(Rows from a figure dataset)
○ ○ ○ ○

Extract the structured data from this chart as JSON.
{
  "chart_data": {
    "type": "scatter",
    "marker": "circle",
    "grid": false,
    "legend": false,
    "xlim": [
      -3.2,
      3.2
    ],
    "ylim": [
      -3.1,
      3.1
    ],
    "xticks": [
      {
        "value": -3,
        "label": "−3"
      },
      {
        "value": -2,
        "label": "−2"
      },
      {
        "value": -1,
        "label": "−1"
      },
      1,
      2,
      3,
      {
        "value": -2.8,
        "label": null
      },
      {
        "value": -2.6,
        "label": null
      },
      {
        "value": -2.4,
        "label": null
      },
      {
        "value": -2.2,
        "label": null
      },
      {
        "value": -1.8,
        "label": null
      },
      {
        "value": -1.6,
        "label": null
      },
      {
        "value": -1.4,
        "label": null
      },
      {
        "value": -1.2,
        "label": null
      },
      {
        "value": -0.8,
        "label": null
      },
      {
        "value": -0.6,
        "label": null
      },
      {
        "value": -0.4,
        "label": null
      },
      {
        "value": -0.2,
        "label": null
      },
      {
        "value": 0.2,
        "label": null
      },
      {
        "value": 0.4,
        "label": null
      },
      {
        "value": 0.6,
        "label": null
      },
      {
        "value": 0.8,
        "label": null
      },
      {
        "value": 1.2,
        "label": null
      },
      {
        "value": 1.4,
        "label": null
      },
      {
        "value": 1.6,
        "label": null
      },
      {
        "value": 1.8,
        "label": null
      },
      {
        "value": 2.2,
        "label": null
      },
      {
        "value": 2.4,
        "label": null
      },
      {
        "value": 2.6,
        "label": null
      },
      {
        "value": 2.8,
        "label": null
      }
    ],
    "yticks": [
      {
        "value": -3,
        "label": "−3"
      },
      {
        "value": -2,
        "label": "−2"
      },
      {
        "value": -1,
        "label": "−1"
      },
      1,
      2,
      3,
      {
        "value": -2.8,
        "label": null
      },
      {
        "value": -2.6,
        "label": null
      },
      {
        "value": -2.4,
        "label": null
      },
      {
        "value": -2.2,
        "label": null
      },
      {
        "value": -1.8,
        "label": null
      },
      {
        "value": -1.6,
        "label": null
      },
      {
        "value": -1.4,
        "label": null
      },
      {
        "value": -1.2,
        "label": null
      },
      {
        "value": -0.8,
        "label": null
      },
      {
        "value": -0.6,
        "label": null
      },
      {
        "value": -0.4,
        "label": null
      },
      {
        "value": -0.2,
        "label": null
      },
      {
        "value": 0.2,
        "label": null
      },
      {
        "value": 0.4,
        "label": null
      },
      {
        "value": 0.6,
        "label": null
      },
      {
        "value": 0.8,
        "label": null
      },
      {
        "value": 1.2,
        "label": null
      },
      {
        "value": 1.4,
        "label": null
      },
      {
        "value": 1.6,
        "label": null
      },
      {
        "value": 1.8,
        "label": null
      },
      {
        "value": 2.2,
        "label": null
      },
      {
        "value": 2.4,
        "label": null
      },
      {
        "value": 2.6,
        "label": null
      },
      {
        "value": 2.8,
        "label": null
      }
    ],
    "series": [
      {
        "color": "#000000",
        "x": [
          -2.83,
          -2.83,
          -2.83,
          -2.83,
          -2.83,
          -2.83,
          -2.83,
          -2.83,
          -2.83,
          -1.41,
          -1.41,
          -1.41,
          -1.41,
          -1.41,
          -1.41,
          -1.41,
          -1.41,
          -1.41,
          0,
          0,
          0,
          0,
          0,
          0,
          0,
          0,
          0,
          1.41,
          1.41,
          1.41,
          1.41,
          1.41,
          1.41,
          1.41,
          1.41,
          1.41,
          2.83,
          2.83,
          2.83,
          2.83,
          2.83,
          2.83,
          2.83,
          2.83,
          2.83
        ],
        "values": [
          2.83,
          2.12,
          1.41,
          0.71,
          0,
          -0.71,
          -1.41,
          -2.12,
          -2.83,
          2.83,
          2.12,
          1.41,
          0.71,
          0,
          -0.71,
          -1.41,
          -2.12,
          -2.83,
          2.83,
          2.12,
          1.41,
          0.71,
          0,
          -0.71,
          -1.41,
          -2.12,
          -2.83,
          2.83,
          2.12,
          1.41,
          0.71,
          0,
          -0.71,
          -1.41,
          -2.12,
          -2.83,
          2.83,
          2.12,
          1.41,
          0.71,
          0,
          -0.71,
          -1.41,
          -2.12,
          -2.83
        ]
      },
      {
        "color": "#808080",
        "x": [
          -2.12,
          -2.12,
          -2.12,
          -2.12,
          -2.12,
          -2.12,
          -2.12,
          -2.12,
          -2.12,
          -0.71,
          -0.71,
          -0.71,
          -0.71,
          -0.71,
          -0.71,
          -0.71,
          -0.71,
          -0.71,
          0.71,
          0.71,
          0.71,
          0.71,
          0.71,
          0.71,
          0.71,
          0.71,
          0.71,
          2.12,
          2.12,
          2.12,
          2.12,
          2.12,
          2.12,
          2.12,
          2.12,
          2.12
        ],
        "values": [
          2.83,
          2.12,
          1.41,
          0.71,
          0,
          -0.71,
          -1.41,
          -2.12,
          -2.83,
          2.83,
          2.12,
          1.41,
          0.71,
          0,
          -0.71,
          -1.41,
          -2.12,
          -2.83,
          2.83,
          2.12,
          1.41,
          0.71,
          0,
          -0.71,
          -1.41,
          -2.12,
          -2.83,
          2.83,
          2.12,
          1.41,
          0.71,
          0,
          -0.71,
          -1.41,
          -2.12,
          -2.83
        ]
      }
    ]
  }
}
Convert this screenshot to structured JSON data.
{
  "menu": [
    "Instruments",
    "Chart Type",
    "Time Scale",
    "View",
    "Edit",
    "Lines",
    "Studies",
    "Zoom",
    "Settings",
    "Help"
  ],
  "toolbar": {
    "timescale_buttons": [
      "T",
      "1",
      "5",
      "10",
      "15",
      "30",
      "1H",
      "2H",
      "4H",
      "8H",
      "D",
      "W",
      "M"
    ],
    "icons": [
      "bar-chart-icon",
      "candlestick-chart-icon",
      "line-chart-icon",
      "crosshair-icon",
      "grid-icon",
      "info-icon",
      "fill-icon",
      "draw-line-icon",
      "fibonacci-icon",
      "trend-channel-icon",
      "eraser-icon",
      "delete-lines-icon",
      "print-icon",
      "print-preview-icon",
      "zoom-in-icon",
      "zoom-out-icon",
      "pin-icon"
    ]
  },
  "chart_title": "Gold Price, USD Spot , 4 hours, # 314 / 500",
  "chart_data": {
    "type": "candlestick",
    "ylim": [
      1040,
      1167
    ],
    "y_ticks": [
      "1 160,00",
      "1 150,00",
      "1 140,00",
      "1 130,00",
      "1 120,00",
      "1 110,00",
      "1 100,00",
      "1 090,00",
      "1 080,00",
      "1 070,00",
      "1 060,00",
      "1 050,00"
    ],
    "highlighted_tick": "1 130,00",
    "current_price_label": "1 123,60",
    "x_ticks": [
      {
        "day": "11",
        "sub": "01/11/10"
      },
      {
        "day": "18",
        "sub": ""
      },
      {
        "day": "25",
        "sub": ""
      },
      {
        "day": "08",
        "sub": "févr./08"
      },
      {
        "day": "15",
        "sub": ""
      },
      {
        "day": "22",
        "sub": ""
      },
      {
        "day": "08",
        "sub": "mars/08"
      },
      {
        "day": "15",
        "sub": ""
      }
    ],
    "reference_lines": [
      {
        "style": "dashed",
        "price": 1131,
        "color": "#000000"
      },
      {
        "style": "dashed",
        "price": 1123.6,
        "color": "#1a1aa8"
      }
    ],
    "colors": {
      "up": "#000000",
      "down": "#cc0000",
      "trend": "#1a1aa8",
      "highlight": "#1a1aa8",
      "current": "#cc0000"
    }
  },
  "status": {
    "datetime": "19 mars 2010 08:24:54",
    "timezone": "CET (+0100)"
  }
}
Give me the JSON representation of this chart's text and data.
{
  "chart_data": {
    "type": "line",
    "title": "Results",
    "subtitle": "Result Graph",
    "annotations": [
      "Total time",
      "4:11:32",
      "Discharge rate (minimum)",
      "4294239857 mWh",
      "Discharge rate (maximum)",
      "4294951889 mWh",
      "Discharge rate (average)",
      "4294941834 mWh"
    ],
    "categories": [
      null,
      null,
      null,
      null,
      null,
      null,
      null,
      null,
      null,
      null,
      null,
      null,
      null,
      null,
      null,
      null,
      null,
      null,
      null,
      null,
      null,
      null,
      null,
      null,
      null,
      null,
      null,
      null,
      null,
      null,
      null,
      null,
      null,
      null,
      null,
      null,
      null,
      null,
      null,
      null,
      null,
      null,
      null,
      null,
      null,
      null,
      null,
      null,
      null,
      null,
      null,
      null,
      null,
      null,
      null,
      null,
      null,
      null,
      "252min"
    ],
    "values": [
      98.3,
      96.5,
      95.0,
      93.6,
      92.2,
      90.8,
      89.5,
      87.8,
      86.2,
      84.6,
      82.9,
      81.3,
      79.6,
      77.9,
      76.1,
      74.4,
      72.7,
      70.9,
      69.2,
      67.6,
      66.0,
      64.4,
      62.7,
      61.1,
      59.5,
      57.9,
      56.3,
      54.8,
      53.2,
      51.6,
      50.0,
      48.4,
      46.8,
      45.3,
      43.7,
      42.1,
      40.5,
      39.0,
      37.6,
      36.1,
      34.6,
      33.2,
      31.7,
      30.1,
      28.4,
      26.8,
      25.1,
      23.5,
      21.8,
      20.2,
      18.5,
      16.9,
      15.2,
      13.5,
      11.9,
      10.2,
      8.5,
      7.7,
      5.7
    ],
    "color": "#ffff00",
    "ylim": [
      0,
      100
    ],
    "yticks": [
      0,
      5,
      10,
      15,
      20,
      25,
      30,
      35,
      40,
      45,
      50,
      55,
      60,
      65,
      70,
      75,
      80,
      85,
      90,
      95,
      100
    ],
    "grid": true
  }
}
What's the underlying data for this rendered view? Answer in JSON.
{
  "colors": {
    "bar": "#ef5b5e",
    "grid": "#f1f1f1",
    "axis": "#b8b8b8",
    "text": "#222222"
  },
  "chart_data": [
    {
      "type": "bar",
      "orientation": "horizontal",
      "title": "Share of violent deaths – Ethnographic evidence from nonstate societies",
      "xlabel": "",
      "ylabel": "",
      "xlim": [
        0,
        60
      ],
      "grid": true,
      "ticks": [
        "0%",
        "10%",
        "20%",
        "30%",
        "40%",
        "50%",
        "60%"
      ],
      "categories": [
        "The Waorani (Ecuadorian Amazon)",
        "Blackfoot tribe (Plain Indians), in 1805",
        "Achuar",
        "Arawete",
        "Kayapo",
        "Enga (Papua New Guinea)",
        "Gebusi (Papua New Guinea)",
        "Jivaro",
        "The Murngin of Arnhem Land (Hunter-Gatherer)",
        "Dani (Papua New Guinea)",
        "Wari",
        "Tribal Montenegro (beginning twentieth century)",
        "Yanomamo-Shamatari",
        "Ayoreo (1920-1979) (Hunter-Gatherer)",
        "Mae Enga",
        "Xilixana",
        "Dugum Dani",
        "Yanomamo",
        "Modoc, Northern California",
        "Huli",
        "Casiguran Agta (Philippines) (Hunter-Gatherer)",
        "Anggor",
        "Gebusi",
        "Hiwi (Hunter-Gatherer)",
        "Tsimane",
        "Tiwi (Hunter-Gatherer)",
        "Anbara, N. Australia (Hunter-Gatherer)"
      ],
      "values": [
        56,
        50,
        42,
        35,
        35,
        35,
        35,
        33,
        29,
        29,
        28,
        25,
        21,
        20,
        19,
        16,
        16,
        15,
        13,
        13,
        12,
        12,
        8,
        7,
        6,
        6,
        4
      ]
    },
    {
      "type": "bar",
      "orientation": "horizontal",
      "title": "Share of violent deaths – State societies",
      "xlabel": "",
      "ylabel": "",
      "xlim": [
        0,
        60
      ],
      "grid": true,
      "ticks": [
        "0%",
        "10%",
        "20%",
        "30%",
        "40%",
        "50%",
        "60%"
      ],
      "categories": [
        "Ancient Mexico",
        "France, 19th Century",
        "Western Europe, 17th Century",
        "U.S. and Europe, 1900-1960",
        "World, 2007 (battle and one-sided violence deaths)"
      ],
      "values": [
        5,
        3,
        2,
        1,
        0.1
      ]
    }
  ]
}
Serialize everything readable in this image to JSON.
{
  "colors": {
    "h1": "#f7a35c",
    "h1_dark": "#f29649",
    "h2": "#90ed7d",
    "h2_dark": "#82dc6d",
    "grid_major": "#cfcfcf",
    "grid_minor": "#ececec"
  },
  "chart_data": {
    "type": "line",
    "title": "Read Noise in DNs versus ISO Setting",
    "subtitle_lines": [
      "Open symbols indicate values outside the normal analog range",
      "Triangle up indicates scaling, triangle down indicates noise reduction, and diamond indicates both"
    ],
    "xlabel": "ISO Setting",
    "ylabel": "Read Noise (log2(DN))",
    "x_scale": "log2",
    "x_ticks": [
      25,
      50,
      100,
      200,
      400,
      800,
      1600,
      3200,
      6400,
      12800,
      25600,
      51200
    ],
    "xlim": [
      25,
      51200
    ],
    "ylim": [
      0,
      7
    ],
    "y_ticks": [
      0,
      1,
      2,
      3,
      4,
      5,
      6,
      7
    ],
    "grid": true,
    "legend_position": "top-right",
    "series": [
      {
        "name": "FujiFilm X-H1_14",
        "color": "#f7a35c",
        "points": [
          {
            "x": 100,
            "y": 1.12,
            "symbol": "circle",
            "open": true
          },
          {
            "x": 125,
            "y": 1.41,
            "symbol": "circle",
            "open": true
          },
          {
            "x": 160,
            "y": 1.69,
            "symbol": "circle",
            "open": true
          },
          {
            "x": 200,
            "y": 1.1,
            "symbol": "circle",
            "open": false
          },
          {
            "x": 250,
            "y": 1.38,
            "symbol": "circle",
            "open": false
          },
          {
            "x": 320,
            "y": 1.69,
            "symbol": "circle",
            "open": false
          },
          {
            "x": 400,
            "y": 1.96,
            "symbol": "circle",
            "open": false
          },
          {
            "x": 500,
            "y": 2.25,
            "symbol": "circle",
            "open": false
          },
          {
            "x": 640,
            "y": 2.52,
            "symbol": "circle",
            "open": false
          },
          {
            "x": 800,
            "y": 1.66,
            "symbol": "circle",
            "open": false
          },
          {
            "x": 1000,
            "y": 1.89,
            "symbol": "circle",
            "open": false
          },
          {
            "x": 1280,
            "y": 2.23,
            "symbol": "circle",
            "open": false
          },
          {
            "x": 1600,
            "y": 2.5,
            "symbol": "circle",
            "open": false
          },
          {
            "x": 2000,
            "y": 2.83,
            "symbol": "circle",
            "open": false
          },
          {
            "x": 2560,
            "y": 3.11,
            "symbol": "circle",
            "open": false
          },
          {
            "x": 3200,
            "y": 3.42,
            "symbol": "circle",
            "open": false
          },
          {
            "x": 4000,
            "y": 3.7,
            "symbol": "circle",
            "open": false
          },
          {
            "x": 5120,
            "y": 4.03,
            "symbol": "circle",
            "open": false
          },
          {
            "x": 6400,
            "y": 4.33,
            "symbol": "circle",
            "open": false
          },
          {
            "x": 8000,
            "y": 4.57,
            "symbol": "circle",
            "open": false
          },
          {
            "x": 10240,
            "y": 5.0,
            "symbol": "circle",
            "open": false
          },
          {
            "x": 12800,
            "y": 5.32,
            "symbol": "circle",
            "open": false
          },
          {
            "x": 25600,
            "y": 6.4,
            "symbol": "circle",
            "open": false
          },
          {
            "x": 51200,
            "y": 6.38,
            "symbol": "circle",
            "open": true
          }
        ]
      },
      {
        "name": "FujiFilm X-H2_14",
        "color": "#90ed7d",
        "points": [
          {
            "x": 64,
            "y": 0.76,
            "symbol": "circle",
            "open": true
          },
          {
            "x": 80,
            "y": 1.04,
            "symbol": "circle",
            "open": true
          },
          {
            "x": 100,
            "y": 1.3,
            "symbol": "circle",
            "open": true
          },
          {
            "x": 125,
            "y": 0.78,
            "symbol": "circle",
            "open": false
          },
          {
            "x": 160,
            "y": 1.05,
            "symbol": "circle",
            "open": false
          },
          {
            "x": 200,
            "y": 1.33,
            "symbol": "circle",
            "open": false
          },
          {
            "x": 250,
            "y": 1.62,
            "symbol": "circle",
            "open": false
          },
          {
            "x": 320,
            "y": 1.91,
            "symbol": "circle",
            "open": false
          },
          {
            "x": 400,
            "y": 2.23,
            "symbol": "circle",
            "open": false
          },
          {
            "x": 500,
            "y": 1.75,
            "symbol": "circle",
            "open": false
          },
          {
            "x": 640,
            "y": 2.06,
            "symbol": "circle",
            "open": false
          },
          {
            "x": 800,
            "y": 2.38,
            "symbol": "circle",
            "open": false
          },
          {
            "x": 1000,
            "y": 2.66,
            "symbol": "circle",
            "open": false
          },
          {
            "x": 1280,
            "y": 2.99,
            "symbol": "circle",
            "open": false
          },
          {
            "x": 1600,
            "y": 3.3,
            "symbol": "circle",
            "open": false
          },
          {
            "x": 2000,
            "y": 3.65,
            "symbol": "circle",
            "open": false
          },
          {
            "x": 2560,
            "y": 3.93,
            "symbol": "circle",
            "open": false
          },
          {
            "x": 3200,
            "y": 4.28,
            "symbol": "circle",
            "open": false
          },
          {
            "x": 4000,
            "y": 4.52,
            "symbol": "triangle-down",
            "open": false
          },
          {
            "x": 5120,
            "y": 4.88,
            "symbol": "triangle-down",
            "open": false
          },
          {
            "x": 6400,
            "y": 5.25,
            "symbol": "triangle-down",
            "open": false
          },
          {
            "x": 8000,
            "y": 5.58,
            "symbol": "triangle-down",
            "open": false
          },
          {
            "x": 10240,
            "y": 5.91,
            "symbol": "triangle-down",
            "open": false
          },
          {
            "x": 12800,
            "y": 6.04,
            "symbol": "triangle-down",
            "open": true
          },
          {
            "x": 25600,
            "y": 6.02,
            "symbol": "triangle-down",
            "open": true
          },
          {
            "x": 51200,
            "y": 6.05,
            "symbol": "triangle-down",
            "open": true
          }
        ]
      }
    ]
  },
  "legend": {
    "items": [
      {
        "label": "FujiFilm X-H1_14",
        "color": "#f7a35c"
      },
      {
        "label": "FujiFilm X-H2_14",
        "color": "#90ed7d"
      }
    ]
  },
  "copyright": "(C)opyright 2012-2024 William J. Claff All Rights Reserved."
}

○ ○ ○ ○

Read the data above and pull out each line that holds the string "rate".

# SOLUTION
      "Discharge rate (minimum)",
      "Discharge rate (maximum)",
      "Discharge rate (average)",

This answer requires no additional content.